# [Task to complete]
Would you repeat the listing exactly but omit every picture?
──────
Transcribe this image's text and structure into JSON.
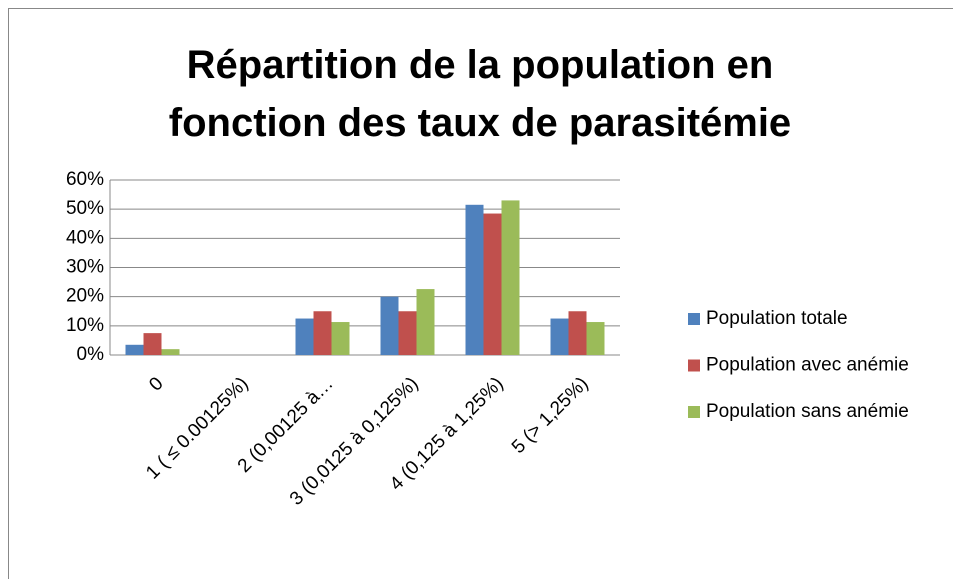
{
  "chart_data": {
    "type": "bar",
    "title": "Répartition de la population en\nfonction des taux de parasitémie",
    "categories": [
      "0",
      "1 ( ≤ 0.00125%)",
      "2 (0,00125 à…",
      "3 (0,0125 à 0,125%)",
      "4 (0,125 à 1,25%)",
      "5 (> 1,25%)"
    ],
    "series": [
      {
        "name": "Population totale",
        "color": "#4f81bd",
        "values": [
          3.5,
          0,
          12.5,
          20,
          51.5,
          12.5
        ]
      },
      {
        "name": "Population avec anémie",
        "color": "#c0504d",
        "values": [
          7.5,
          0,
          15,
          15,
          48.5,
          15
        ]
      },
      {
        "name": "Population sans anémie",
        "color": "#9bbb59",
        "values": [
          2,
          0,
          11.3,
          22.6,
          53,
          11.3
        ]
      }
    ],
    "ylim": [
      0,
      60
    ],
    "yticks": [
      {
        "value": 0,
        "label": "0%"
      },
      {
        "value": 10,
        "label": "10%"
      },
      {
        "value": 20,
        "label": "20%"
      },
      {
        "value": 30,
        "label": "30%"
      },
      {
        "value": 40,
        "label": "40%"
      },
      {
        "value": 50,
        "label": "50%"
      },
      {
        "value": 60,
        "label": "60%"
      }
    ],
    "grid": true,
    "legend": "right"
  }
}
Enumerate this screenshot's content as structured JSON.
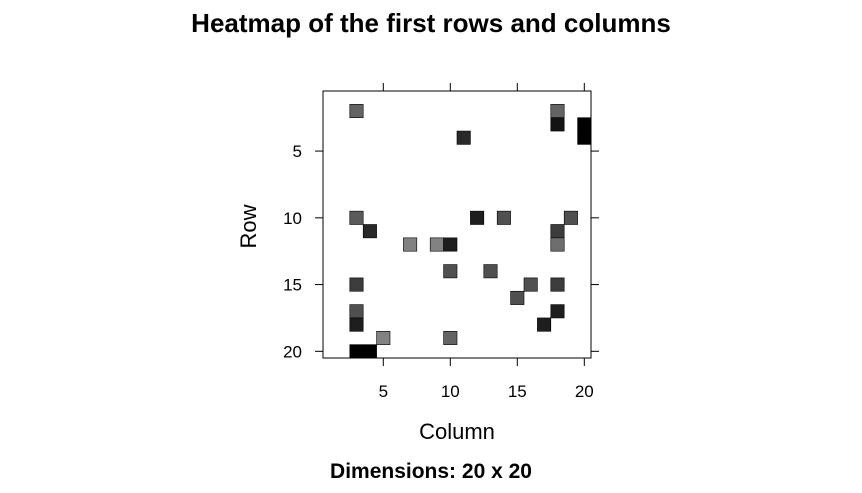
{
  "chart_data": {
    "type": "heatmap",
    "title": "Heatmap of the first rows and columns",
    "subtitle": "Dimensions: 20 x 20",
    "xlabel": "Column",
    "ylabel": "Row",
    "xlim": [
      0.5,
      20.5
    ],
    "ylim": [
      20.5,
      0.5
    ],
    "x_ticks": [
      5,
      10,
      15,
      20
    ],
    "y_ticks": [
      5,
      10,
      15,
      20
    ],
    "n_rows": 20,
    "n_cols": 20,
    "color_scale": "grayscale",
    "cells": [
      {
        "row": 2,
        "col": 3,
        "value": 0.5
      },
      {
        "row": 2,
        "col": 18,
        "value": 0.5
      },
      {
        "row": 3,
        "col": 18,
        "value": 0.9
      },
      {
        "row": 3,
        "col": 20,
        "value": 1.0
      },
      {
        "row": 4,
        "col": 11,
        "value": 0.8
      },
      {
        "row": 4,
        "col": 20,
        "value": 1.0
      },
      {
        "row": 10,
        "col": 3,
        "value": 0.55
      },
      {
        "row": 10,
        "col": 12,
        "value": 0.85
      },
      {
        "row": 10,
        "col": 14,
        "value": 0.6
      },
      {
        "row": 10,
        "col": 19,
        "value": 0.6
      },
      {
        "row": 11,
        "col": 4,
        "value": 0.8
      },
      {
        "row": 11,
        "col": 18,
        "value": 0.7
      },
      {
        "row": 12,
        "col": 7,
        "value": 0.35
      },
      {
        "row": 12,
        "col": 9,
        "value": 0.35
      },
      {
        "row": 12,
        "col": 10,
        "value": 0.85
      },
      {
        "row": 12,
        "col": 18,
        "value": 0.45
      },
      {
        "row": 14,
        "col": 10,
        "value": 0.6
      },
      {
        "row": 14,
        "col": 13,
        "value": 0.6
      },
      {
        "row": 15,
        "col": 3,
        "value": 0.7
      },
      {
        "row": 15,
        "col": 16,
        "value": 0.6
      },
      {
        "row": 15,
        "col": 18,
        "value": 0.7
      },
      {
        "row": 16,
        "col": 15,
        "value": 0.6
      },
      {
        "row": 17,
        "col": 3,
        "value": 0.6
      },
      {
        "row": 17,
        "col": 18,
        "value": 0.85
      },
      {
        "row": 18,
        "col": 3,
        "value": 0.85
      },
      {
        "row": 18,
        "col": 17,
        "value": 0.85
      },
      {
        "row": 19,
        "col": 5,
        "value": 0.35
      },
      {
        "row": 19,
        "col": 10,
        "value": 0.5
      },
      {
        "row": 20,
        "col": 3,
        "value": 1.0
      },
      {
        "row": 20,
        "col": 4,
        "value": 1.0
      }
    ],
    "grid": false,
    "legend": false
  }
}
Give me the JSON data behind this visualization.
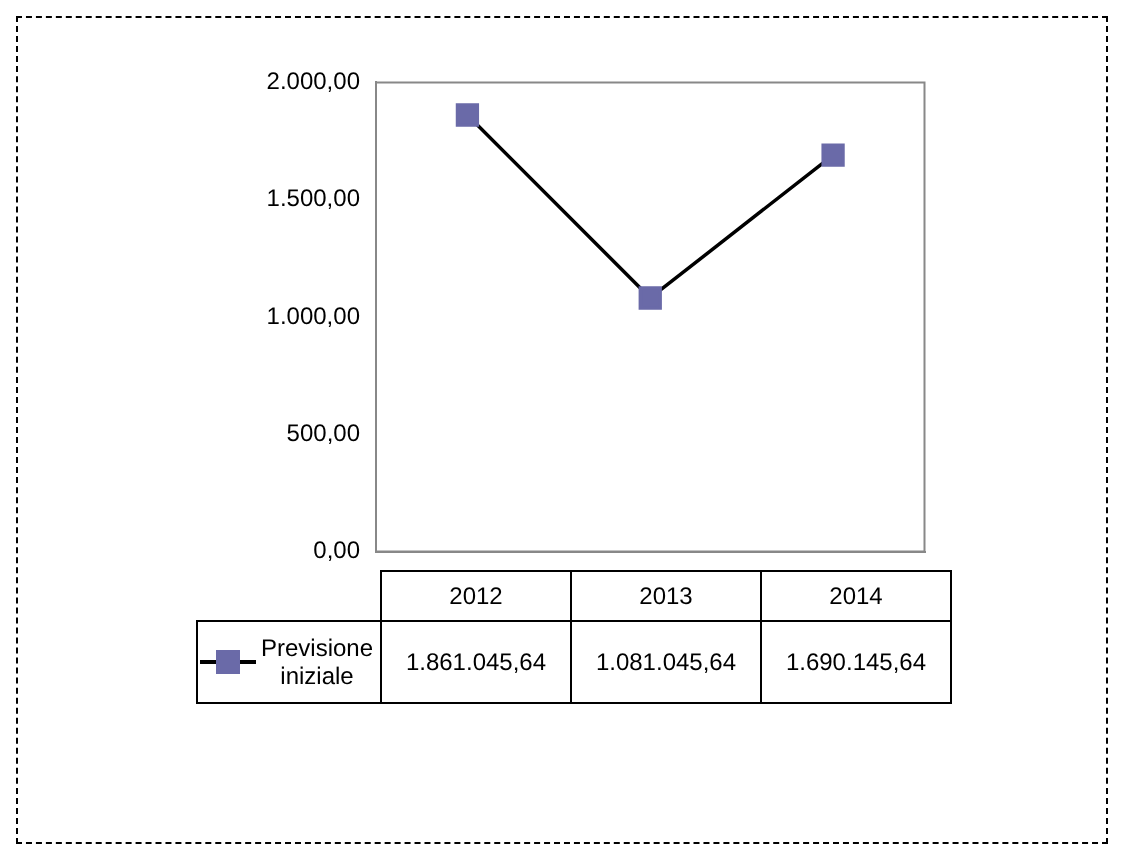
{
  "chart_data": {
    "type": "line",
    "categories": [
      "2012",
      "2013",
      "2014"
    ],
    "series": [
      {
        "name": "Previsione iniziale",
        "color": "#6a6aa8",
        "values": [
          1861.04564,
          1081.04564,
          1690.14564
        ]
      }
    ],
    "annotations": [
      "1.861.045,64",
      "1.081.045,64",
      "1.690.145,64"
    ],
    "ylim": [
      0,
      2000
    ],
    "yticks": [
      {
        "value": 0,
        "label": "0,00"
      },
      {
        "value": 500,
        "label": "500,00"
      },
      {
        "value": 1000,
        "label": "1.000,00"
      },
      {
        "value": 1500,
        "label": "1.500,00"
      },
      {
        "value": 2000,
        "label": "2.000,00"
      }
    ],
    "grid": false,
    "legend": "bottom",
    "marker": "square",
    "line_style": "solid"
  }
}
──────
# [Written solution]
Transcribe this image's text and structure into JSON.
{
  "chart_data": {
    "type": "bar",
    "title": "Répartition de la population en\nfonction des taux de parasitémie",
    "categories": [
      "0",
      "1 ( ≤ 0.00125%)",
      "2 (0,00125 à…",
      "3 (0,0125 à 0,125%)",
      "4 (0,125 à 1,25%)",
      "5 (> 1,25%)"
    ],
    "series": [
      {
        "name": "Population totale",
        "color": "#4f81bd",
        "values": [
          3.5,
          0,
          12.5,
          20,
          51.5,
          12.5
        ]
      },
      {
        "name": "Population avec anémie",
        "color": "#c0504d",
        "values": [
          7.5,
          0,
          15,
          15,
          48.5,
          15
        ]
      },
      {
        "name": "Population sans anémie",
        "color": "#9bbb59",
        "values": [
          2,
          0,
          11.3,
          22.6,
          53,
          11.3
        ]
      }
    ],
    "ylim": [
      0,
      60
    ],
    "yticks": [
      {
        "value": 0,
        "label": "0%"
      },
      {
        "value": 10,
        "label": "10%"
      },
      {
        "value": 20,
        "label": "20%"
      },
      {
        "value": 30,
        "label": "30%"
      },
      {
        "value": 40,
        "label": "40%"
      },
      {
        "value": 50,
        "label": "50%"
      },
      {
        "value": 60,
        "label": "60%"
      }
    ],
    "grid": true,
    "legend": "right"
  }
}
Enumerate this screenshot's content as structured JSON.
{
  "chart_data": {
    "type": "heatmap",
    "title": "Heatmap of the first rows and columns",
    "subtitle": "Dimensions: 20 x 20",
    "xlabel": "Column",
    "ylabel": "Row",
    "xlim": [
      0.5,
      20.5
    ],
    "ylim": [
      20.5,
      0.5
    ],
    "x_ticks": [
      5,
      10,
      15,
      20
    ],
    "y_ticks": [
      5,
      10,
      15,
      20
    ],
    "n_rows": 20,
    "n_cols": 20,
    "color_scale": "grayscale",
    "cells": [
      {
        "row": 2,
        "col": 3,
        "value": 0.5
      },
      {
        "row": 2,
        "col": 18,
        "value": 0.5
      },
      {
        "row": 3,
        "col": 18,
        "value": 0.9
      },
      {
        "row": 3,
        "col": 20,
        "value": 1.0
      },
      {
        "row": 4,
        "col": 11,
        "value": 0.8
      },
      {
        "row": 4,
        "col": 20,
        "value": 1.0
      },
      {
        "row": 10,
        "col": 3,
        "value": 0.55
      },
      {
        "row": 10,
        "col": 12,
        "value": 0.85
      },
      {
        "row": 10,
        "col": 14,
        "value": 0.6
      },
      {
        "row": 10,
        "col": 19,
        "value": 0.6
      },
      {
        "row": 11,
        "col": 4,
        "value": 0.8
      },
      {
        "row": 11,
        "col": 18,
        "value": 0.7
      },
      {
        "row": 12,
        "col": 7,
        "value": 0.35
      },
      {
        "row": 12,
        "col": 9,
        "value": 0.35
      },
      {
        "row": 12,
        "col": 10,
        "value": 0.85
      },
      {
        "row": 12,
        "col": 18,
        "value": 0.45
      },
      {
        "row": 14,
        "col": 10,
        "value": 0.6
      },
      {
        "row": 14,
        "col": 13,
        "value": 0.6
      },
      {
        "row": 15,
        "col": 3,
        "value": 0.7
      },
      {
        "row": 15,
        "col": 16,
        "value": 0.6
      },
      {
        "row": 15,
        "col": 18,
        "value": 0.7
      },
      {
        "row": 16,
        "col": 15,
        "value": 0.6
      },
      {
        "row": 17,
        "col": 3,
        "value": 0.6
      },
      {
        "row": 17,
        "col": 18,
        "value": 0.85
      },
      {
        "row": 18,
        "col": 3,
        "value": 0.85
      },
      {
        "row": 18,
        "col": 17,
        "value": 0.85
      },
      {
        "row": 19,
        "col": 5,
        "value": 0.35
      },
      {
        "row": 19,
        "col": 10,
        "value": 0.5
      },
      {
        "row": 20,
        "col": 3,
        "value": 1.0
      },
      {
        "row": 20,
        "col": 4,
        "value": 1.0
      }
    ],
    "grid": false,
    "legend": false
  }
}
Give me the JSON data behind this visualization.
{
  "chart_data": {
    "type": "line",
    "categories": [
      "2012",
      "2013",
      "2014"
    ],
    "series": [
      {
        "name": "Previsione iniziale",
        "color": "#6a6aa8",
        "values": [
          1861.04564,
          1081.04564,
          1690.14564
        ]
      }
    ],
    "annotations": [
      "1.861.045,64",
      "1.081.045,64",
      "1.690.145,64"
    ],
    "ylim": [
      0,
      2000
    ],
    "yticks": [
      {
        "value": 0,
        "label": "0,00"
      },
      {
        "value": 500,
        "label": "500,00"
      },
      {
        "value": 1000,
        "label": "1.000,00"
      },
      {
        "value": 1500,
        "label": "1.500,00"
      },
      {
        "value": 2000,
        "label": "2.000,00"
      }
    ],
    "grid": false,
    "legend": "bottom",
    "marker": "square",
    "line_style": "solid"
  }
}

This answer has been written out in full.